(Data extracted from a collection)
········

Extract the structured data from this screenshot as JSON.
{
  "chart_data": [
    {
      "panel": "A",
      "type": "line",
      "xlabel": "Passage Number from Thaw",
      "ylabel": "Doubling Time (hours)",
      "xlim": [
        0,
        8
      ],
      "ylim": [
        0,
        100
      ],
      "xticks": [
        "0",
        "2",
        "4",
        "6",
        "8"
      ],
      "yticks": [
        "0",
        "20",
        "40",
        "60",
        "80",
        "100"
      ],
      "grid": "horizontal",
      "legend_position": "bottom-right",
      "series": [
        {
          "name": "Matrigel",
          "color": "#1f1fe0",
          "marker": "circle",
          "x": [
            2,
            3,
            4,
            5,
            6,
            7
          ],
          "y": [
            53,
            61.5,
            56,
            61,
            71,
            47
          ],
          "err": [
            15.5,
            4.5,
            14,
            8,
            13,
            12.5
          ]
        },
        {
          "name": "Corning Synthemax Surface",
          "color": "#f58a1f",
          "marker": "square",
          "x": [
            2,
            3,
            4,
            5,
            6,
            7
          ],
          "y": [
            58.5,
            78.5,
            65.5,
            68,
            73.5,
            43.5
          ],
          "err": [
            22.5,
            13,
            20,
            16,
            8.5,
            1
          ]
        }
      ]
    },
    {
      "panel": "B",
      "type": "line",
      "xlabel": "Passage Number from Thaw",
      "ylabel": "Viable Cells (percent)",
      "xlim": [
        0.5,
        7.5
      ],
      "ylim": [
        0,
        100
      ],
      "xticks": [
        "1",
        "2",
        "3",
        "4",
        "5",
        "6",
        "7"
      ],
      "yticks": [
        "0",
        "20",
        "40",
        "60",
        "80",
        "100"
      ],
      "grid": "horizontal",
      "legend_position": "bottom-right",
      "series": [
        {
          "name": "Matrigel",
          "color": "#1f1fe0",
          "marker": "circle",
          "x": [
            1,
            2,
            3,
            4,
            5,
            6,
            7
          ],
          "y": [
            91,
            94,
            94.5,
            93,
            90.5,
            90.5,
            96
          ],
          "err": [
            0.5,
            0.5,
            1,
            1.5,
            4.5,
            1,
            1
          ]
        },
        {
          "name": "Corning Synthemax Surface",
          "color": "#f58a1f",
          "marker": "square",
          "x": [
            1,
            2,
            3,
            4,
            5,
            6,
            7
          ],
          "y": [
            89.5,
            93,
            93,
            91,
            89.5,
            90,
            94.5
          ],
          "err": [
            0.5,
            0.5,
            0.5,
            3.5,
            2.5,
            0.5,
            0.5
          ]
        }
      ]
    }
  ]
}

········

- What you need to do -
Transcribe every record above exactly as written.

- Exercise solution -
Extract the structured data from this screenshot as JSON.
{
  "chart_data": [
    {
      "panel": "A",
      "type": "line",
      "xlabel": "Passage Number from Thaw",
      "ylabel": "Doubling Time (hours)",
      "xlim": [
        0,
        8
      ],
      "ylim": [
        0,
        100
      ],
      "xticks": [
        "0",
        "2",
        "4",
        "6",
        "8"
      ],
      "yticks": [
        "0",
        "20",
        "40",
        "60",
        "80",
        "100"
      ],
      "grid": "horizontal",
      "legend_position": "bottom-right",
      "series": [
        {
          "name": "Matrigel",
          "color": "#1f1fe0",
          "marker": "circle",
          "x": [
            2,
            3,
            4,
            5,
            6,
            7
          ],
          "y": [
            53,
            61.5,
            56,
            61,
            71,
            47
          ],
          "err": [
            15.5,
            4.5,
            14,
            8,
            13,
            12.5
          ]
        },
        {
          "name": "Corning Synthemax Surface",
          "color": "#f58a1f",
          "marker": "square",
          "x": [
            2,
            3,
            4,
            5,
            6,
            7
          ],
          "y": [
            58.5,
            78.5,
            65.5,
            68,
            73.5,
            43.5
          ],
          "err": [
            22.5,
            13,
            20,
            16,
            8.5,
            1
          ]
        }
      ]
    },
    {
      "panel": "B",
      "type": "line",
      "xlabel": "Passage Number from Thaw",
      "ylabel": "Viable Cells (percent)",
      "xlim": [
        0.5,
        7.5
      ],
      "ylim": [
        0,
        100
      ],
      "xticks": [
        "1",
        "2",
        "3",
        "4",
        "5",
        "6",
        "7"
      ],
      "yticks": [
        "0",
        "20",
        "40",
        "60",
        "80",
        "100"
      ],
      "grid": "horizontal",
      "legend_position": "bottom-right",
      "series": [
        {
          "name": "Matrigel",
          "color": "#1f1fe0",
          "marker": "circle",
          "x": [
            1,
            2,
            3,
            4,
            5,
            6,
            7
          ],
          "y": [
            91,
            94,
            94.5,
            93,
            90.5,
            90.5,
            96
          ],
          "err": [
            0.5,
            0.5,
            1,
            1.5,
            4.5,
            1,
            1
          ]
        },
        {
          "name": "Corning Synthemax Surface",
          "color": "#f58a1f",
          "marker": "square",
          "x": [
            1,
            2,
            3,
            4,
            5,
            6,
            7
          ],
          "y": [
            89.5,
            93,
            93,
            91,
            89.5,
            90,
            94.5
          ],
          "err": [
            0.5,
            0.5,
            0.5,
            3.5,
            2.5,
            0.5,
            0.5
          ]
        }
      ]
    }
  ]
}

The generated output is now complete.